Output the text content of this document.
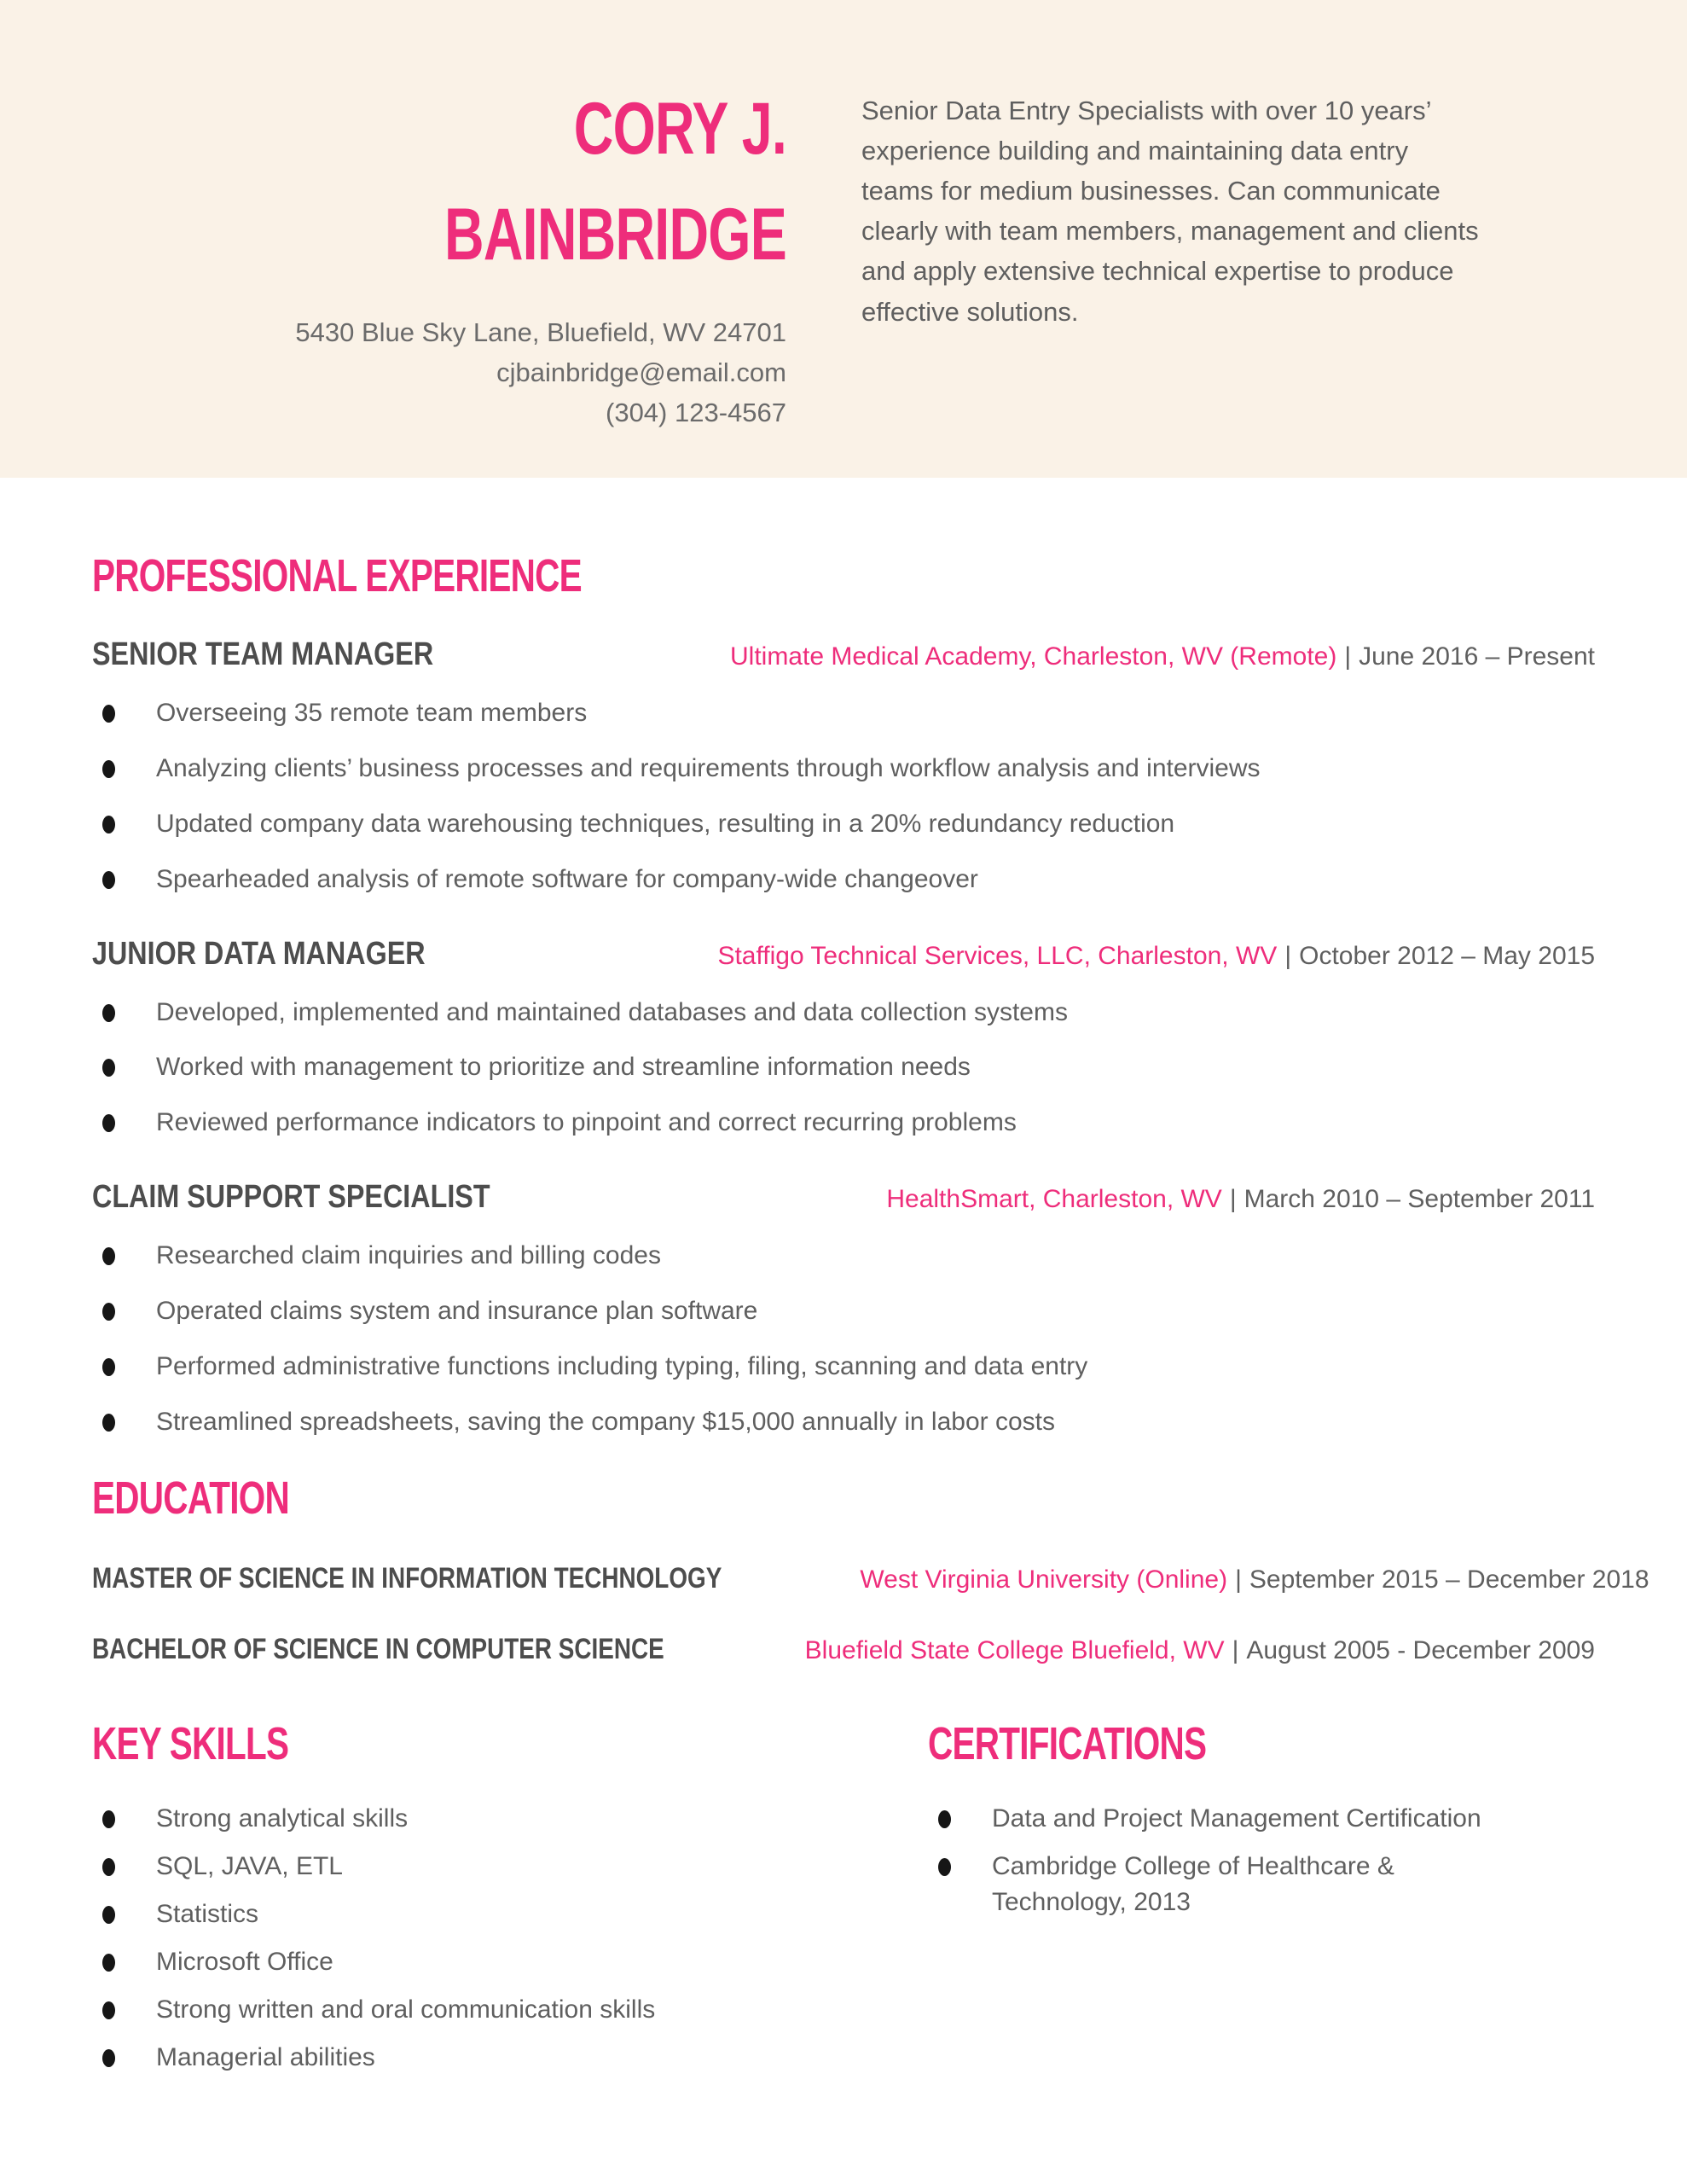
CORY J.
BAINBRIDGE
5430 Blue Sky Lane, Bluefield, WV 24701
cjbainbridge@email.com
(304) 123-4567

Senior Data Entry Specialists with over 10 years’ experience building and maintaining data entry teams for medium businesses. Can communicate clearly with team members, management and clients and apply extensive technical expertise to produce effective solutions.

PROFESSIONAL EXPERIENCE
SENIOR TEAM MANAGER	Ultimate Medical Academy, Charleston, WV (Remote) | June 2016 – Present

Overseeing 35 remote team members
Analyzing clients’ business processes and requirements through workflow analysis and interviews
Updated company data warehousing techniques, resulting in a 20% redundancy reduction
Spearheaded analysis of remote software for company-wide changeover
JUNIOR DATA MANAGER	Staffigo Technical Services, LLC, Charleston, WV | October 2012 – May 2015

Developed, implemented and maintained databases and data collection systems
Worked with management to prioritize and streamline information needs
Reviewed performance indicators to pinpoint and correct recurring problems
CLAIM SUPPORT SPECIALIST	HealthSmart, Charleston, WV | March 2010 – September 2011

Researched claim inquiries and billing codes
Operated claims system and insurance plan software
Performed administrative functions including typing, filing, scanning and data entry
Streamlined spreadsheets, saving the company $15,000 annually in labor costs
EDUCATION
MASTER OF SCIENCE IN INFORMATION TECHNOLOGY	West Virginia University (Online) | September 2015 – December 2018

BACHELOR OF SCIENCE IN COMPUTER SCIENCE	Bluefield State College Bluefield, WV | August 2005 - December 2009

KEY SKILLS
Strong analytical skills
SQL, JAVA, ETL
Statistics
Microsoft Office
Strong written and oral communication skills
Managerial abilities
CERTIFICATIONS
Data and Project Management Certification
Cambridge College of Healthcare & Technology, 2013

--

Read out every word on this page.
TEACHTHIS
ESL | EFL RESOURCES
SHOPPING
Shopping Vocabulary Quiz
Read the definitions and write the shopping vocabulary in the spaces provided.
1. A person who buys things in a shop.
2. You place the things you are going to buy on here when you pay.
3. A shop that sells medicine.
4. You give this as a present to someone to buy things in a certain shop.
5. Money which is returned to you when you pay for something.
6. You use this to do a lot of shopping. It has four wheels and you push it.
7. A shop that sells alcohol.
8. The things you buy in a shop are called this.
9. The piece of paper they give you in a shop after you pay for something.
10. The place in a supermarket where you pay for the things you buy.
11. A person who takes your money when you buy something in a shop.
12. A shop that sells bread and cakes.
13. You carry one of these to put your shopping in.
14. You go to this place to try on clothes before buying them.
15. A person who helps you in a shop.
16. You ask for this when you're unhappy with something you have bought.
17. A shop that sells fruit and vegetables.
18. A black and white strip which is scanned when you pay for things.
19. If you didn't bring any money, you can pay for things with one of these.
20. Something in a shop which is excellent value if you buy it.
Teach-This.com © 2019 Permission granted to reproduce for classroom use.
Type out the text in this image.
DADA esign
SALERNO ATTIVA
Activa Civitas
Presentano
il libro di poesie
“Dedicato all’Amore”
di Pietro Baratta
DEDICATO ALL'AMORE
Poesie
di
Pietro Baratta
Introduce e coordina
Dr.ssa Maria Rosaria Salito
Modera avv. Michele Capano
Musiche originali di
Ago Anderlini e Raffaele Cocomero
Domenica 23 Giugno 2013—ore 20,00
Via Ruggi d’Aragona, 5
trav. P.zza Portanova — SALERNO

(Task directions): Copy each line of the preceding data that contains the string "software".

(Exercise solution):
Spearheaded analysis of remote software for company-wide changeover
Operated claims system and insurance plan software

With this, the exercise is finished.